Work instructions:
Identify every line in the listing below that contains the word "Vegetables" and copy each of those lines. Case counts, so match capital and lowercase letters as given.

BEGIN Extracted data

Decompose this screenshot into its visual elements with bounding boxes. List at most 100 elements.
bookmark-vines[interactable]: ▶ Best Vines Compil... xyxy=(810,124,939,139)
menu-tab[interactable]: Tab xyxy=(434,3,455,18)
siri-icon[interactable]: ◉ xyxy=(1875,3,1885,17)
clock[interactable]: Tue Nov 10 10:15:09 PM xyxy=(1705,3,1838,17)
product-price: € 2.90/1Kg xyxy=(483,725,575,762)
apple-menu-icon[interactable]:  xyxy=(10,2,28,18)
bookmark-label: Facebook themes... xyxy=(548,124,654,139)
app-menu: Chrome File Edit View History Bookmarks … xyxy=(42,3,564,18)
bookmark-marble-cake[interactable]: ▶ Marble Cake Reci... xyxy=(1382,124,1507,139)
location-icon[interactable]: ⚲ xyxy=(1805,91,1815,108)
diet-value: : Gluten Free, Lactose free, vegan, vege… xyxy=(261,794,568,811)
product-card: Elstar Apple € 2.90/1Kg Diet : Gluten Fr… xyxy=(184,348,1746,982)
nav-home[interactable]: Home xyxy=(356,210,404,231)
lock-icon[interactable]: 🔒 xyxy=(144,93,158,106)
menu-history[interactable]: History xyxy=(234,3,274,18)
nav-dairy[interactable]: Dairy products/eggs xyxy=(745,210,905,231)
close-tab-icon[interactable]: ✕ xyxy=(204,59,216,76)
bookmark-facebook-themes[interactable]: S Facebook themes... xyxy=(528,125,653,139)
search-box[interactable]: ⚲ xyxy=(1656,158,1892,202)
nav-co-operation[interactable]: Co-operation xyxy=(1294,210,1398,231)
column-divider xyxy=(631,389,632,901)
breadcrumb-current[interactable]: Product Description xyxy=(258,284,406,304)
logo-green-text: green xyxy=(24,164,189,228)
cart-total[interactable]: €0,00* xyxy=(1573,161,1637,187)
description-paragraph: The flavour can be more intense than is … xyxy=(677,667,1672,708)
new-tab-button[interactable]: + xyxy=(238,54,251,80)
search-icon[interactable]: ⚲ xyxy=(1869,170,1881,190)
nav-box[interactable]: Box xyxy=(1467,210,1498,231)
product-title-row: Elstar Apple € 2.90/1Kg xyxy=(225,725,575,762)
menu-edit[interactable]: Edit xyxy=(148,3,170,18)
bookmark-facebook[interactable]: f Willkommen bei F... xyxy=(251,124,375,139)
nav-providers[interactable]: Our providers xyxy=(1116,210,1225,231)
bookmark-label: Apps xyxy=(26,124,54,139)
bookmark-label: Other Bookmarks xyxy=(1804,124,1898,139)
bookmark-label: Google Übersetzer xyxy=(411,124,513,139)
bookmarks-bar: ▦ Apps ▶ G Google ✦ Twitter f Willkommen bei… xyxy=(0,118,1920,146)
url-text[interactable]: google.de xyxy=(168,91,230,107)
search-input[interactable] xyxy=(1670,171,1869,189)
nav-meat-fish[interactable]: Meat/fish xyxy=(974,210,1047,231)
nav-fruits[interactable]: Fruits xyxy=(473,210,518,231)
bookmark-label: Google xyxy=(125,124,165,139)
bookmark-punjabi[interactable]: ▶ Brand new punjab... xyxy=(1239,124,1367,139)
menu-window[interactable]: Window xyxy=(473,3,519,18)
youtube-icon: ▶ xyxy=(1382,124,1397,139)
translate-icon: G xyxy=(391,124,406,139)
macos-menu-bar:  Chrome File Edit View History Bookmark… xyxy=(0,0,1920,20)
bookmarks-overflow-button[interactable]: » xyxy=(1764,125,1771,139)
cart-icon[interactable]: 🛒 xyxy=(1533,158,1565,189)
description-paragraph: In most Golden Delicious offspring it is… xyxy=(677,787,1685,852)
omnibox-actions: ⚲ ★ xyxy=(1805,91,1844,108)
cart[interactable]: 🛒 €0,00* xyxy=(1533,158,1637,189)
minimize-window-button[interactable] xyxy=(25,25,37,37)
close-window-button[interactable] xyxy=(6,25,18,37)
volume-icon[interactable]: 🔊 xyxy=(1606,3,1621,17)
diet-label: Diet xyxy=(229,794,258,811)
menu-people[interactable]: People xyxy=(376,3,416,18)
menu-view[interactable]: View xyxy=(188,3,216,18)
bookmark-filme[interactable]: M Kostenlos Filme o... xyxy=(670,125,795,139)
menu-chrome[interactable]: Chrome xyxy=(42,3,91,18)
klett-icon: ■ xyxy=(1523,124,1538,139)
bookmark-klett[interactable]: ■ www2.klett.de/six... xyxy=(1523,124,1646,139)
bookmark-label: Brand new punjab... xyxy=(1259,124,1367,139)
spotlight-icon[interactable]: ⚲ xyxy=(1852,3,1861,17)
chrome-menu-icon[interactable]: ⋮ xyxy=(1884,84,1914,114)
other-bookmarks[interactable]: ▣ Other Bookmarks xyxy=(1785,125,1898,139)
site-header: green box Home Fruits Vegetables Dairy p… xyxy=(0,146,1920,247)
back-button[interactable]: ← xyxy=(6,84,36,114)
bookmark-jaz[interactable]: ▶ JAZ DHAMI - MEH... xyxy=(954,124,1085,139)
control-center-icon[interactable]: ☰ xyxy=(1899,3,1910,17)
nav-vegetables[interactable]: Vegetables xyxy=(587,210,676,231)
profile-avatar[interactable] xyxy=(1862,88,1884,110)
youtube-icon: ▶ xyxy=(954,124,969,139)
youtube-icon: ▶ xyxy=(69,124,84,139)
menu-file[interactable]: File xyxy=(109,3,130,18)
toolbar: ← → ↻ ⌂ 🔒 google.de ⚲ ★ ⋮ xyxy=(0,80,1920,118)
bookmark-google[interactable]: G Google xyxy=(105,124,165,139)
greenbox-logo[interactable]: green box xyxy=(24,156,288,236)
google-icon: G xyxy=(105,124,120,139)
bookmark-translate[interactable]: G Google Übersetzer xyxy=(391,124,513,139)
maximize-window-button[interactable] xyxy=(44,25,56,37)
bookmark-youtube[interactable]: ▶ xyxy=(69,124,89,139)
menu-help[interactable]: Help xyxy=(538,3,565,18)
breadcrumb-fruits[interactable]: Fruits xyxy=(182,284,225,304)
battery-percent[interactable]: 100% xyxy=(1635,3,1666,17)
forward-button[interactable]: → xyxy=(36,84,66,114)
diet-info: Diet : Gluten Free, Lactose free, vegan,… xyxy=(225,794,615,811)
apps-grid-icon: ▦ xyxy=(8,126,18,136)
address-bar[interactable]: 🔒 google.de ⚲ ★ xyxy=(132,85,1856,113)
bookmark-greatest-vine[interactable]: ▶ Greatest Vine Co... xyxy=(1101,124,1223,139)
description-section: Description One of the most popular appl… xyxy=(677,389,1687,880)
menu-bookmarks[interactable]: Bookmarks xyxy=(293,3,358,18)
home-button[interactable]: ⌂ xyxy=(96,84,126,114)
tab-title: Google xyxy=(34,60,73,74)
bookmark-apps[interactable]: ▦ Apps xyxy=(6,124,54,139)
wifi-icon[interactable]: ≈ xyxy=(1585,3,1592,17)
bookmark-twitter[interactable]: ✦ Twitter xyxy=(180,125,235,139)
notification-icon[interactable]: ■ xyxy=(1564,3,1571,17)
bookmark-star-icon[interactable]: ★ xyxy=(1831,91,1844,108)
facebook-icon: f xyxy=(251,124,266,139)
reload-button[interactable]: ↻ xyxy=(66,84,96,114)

END Extracted data

Complete output:
site-header: green box Home Fruits Vegetables Dairy p… xyxy=(0,146,1920,247)
nav-vegetables[interactable]: Vegetables xyxy=(587,210,676,231)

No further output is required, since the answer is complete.